### Task requirements
Output all of the data below exactly as given.

### Data records
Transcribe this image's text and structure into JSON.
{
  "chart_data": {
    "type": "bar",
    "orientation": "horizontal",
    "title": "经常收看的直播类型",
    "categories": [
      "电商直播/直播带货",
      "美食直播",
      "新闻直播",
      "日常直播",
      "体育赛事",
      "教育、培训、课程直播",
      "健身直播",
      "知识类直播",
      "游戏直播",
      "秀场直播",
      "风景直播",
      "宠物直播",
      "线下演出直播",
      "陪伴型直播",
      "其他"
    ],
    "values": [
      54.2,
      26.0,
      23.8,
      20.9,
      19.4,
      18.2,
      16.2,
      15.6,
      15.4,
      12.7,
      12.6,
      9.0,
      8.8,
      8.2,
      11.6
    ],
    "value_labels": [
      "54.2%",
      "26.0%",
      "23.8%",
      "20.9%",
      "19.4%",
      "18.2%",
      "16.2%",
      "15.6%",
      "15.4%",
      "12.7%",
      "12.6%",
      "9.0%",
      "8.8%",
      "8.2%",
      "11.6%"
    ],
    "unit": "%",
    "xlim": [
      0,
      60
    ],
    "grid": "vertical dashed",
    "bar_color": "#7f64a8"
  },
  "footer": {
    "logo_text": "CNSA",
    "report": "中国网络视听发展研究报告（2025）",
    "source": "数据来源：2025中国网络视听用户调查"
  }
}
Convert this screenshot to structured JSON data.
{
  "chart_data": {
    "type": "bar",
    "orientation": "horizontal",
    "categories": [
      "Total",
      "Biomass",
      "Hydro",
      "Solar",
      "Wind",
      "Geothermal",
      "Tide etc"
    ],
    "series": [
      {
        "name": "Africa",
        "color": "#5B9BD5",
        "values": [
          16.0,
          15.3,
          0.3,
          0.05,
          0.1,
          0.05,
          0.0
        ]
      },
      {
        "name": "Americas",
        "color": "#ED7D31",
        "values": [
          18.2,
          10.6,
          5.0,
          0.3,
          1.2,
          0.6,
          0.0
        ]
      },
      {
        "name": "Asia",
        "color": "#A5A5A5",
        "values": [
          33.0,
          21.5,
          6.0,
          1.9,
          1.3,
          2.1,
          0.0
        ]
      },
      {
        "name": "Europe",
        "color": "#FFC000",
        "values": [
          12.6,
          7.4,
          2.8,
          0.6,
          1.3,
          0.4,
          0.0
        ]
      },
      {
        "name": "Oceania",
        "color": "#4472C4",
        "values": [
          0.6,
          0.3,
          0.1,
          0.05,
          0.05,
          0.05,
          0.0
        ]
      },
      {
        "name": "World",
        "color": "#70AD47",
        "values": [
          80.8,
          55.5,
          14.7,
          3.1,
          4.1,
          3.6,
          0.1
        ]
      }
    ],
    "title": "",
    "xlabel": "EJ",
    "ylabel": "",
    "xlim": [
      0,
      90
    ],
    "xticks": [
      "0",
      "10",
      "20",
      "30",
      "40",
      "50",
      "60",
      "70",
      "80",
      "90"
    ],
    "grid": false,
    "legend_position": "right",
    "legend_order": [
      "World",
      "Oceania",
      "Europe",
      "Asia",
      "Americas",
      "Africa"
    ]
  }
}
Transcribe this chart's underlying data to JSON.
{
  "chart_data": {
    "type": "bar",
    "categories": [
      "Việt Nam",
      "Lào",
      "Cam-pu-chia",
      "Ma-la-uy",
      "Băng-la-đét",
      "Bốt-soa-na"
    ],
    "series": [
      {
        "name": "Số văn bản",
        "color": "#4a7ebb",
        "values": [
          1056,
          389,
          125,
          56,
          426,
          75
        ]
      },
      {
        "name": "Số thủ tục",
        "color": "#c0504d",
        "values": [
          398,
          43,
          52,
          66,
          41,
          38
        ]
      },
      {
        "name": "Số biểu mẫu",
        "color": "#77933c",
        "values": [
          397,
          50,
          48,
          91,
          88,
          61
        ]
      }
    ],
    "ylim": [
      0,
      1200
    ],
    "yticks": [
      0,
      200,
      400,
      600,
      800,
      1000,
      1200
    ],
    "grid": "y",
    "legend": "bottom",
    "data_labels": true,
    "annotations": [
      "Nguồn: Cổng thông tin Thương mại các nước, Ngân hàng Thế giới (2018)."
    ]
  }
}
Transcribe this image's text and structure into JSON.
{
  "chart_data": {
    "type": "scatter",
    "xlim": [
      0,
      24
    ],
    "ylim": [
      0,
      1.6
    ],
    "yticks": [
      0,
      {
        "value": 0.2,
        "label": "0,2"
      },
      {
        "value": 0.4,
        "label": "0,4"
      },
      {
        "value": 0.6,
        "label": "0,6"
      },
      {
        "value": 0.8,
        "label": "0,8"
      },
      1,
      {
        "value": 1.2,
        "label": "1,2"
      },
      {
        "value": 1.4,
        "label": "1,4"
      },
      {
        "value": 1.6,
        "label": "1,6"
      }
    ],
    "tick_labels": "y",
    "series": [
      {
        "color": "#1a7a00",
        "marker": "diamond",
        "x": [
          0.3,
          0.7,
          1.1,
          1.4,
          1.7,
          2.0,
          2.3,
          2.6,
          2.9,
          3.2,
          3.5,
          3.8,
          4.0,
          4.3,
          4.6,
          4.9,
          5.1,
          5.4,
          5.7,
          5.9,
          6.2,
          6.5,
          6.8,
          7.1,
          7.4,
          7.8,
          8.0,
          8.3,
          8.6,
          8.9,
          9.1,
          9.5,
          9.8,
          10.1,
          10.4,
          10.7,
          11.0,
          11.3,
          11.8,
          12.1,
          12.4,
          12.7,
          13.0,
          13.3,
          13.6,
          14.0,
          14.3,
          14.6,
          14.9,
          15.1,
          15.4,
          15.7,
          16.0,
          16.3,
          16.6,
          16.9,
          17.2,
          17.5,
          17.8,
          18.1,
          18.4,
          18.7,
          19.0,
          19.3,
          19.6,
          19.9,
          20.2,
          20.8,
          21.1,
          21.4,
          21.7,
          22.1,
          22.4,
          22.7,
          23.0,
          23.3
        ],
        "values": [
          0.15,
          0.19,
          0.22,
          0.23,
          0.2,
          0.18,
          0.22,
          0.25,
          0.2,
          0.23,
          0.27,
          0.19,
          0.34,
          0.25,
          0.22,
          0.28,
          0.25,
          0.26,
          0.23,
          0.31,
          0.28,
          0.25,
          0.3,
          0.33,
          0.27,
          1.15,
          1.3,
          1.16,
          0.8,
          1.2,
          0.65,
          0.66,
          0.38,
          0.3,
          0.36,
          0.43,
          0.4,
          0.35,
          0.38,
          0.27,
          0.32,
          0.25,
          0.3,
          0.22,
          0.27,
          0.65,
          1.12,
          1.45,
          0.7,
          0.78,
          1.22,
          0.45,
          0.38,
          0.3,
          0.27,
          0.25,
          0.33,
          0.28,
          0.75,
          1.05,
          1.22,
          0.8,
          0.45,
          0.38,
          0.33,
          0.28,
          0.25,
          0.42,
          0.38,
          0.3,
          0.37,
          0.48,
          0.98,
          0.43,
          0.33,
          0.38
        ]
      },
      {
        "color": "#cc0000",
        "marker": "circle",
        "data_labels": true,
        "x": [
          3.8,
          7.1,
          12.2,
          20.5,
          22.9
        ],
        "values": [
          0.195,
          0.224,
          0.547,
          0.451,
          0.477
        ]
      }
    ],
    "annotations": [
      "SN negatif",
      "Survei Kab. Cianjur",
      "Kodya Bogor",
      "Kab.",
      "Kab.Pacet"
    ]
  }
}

### Output for this task
Transcribe this image's text and structure into JSON.
{
  "chart_data": {
    "type": "bar",
    "orientation": "horizontal",
    "title": "经常收看的直播类型",
    "categories": [
      "电商直播/直播带货",
      "美食直播",
      "新闻直播",
      "日常直播",
      "体育赛事",
      "教育、培训、课程直播",
      "健身直播",
      "知识类直播",
      "游戏直播",
      "秀场直播",
      "风景直播",
      "宠物直播",
      "线下演出直播",
      "陪伴型直播",
      "其他"
    ],
    "values": [
      54.2,
      26.0,
      23.8,
      20.9,
      19.4,
      18.2,
      16.2,
      15.6,
      15.4,
      12.7,
      12.6,
      9.0,
      8.8,
      8.2,
      11.6
    ],
    "value_labels": [
      "54.2%",
      "26.0%",
      "23.8%",
      "20.9%",
      "19.4%",
      "18.2%",
      "16.2%",
      "15.6%",
      "15.4%",
      "12.7%",
      "12.6%",
      "9.0%",
      "8.8%",
      "8.2%",
      "11.6%"
    ],
    "unit": "%",
    "xlim": [
      0,
      60
    ],
    "grid": "vertical dashed",
    "bar_color": "#7f64a8"
  },
  "footer": {
    "logo_text": "CNSA",
    "report": "中国网络视听发展研究报告（2025）",
    "source": "数据来源：2025中国网络视听用户调查"
  }
}
Convert this screenshot to structured JSON data.
{
  "chart_data": {
    "type": "bar",
    "orientation": "horizontal",
    "categories": [
      "Total",
      "Biomass",
      "Hydro",
      "Solar",
      "Wind",
      "Geothermal",
      "Tide etc"
    ],
    "series": [
      {
        "name": "Africa",
        "color": "#5B9BD5",
        "values": [
          16.0,
          15.3,
          0.3,
          0.05,
          0.1,
          0.05,
          0.0
        ]
      },
      {
        "name": "Americas",
        "color": "#ED7D31",
        "values": [
          18.2,
          10.6,
          5.0,
          0.3,
          1.2,
          0.6,
          0.0
        ]
      },
      {
        "name": "Asia",
        "color": "#A5A5A5",
        "values": [
          33.0,
          21.5,
          6.0,
          1.9,
          1.3,
          2.1,
          0.0
        ]
      },
      {
        "name": "Europe",
        "color": "#FFC000",
        "values": [
          12.6,
          7.4,
          2.8,
          0.6,
          1.3,
          0.4,
          0.0
        ]
      },
      {
        "name": "Oceania",
        "color": "#4472C4",
        "values": [
          0.6,
          0.3,
          0.1,
          0.05,
          0.05,
          0.05,
          0.0
        ]
      },
      {
        "name": "World",
        "color": "#70AD47",
        "values": [
          80.8,
          55.5,
          14.7,
          3.1,
          4.1,
          3.6,
          0.1
        ]
      }
    ],
    "title": "",
    "xlabel": "EJ",
    "ylabel": "",
    "xlim": [
      0,
      90
    ],
    "xticks": [
      "0",
      "10",
      "20",
      "30",
      "40",
      "50",
      "60",
      "70",
      "80",
      "90"
    ],
    "grid": false,
    "legend_position": "right",
    "legend_order": [
      "World",
      "Oceania",
      "Europe",
      "Asia",
      "Americas",
      "Africa"
    ]
  }
}
Transcribe this chart's underlying data to JSON.
{
  "chart_data": {
    "type": "bar",
    "categories": [
      "Việt Nam",
      "Lào",
      "Cam-pu-chia",
      "Ma-la-uy",
      "Băng-la-đét",
      "Bốt-soa-na"
    ],
    "series": [
      {
        "name": "Số văn bản",
        "color": "#4a7ebb",
        "values": [
          1056,
          389,
          125,
          56,
          426,
          75
        ]
      },
      {
        "name": "Số thủ tục",
        "color": "#c0504d",
        "values": [
          398,
          43,
          52,
          66,
          41,
          38
        ]
      },
      {
        "name": "Số biểu mẫu",
        "color": "#77933c",
        "values": [
          397,
          50,
          48,
          91,
          88,
          61
        ]
      }
    ],
    "ylim": [
      0,
      1200
    ],
    "yticks": [
      0,
      200,
      400,
      600,
      800,
      1000,
      1200
    ],
    "grid": "y",
    "legend": "bottom",
    "data_labels": true,
    "annotations": [
      "Nguồn: Cổng thông tin Thương mại các nước, Ngân hàng Thế giới (2018)."
    ]
  }
}
Transcribe this image's text and structure into JSON.
{
  "chart_data": {
    "type": "scatter",
    "xlim": [
      0,
      24
    ],
    "ylim": [
      0,
      1.6
    ],
    "yticks": [
      0,
      {
        "value": 0.2,
        "label": "0,2"
      },
      {
        "value": 0.4,
        "label": "0,4"
      },
      {
        "value": 0.6,
        "label": "0,6"
      },
      {
        "value": 0.8,
        "label": "0,8"
      },
      1,
      {
        "value": 1.2,
        "label": "1,2"
      },
      {
        "value": 1.4,
        "label": "1,4"
      },
      {
        "value": 1.6,
        "label": "1,6"
      }
    ],
    "tick_labels": "y",
    "series": [
      {
        "color": "#1a7a00",
        "marker": "diamond",
        "x": [
          0.3,
          0.7,
          1.1,
          1.4,
          1.7,
          2.0,
          2.3,
          2.6,
          2.9,
          3.2,
          3.5,
          3.8,
          4.0,
          4.3,
          4.6,
          4.9,
          5.1,
          5.4,
          5.7,
          5.9,
          6.2,
          6.5,
          6.8,
          7.1,
          7.4,
          7.8,
          8.0,
          8.3,
          8.6,
          8.9,
          9.1,
          9.5,
          9.8,
          10.1,
          10.4,
          10.7,
          11.0,
          11.3,
          11.8,
          12.1,
          12.4,
          12.7,
          13.0,
          13.3,
          13.6,
          14.0,
          14.3,
          14.6,
          14.9,
          15.1,
          15.4,
          15.7,
          16.0,
          16.3,
          16.6,
          16.9,
          17.2,
          17.5,
          17.8,
          18.1,
          18.4,
          18.7,
          19.0,
          19.3,
          19.6,
          19.9,
          20.2,
          20.8,
          21.1,
          21.4,
          21.7,
          22.1,
          22.4,
          22.7,
          23.0,
          23.3
        ],
        "values": [
          0.15,
          0.19,
          0.22,
          0.23,
          0.2,
          0.18,
          0.22,
          0.25,
          0.2,
          0.23,
          0.27,
          0.19,
          0.34,
          0.25,
          0.22,
          0.28,
          0.25,
          0.26,
          0.23,
          0.31,
          0.28,
          0.25,
          0.3,
          0.33,
          0.27,
          1.15,
          1.3,
          1.16,
          0.8,
          1.2,
          0.65,
          0.66,
          0.38,
          0.3,
          0.36,
          0.43,
          0.4,
          0.35,
          0.38,
          0.27,
          0.32,
          0.25,
          0.3,
          0.22,
          0.27,
          0.65,
          1.12,
          1.45,
          0.7,
          0.78,
          1.22,
          0.45,
          0.38,
          0.3,
          0.27,
          0.25,
          0.33,
          0.28,
          0.75,
          1.05,
          1.22,
          0.8,
          0.45,
          0.38,
          0.33,
          0.28,
          0.25,
          0.42,
          0.38,
          0.3,
          0.37,
          0.48,
          0.98,
          0.43,
          0.33,
          0.38
        ]
      },
      {
        "color": "#cc0000",
        "marker": "circle",
        "data_labels": true,
        "x": [
          3.8,
          7.1,
          12.2,
          20.5,
          22.9
        ],
        "values": [
          0.195,
          0.224,
          0.547,
          0.451,
          0.477
        ]
      }
    ],
    "annotations": [
      "SN negatif",
      "Survei Kab. Cianjur",
      "Kodya Bogor",
      "Kab.",
      "Kab.Pacet"
    ]
  }
}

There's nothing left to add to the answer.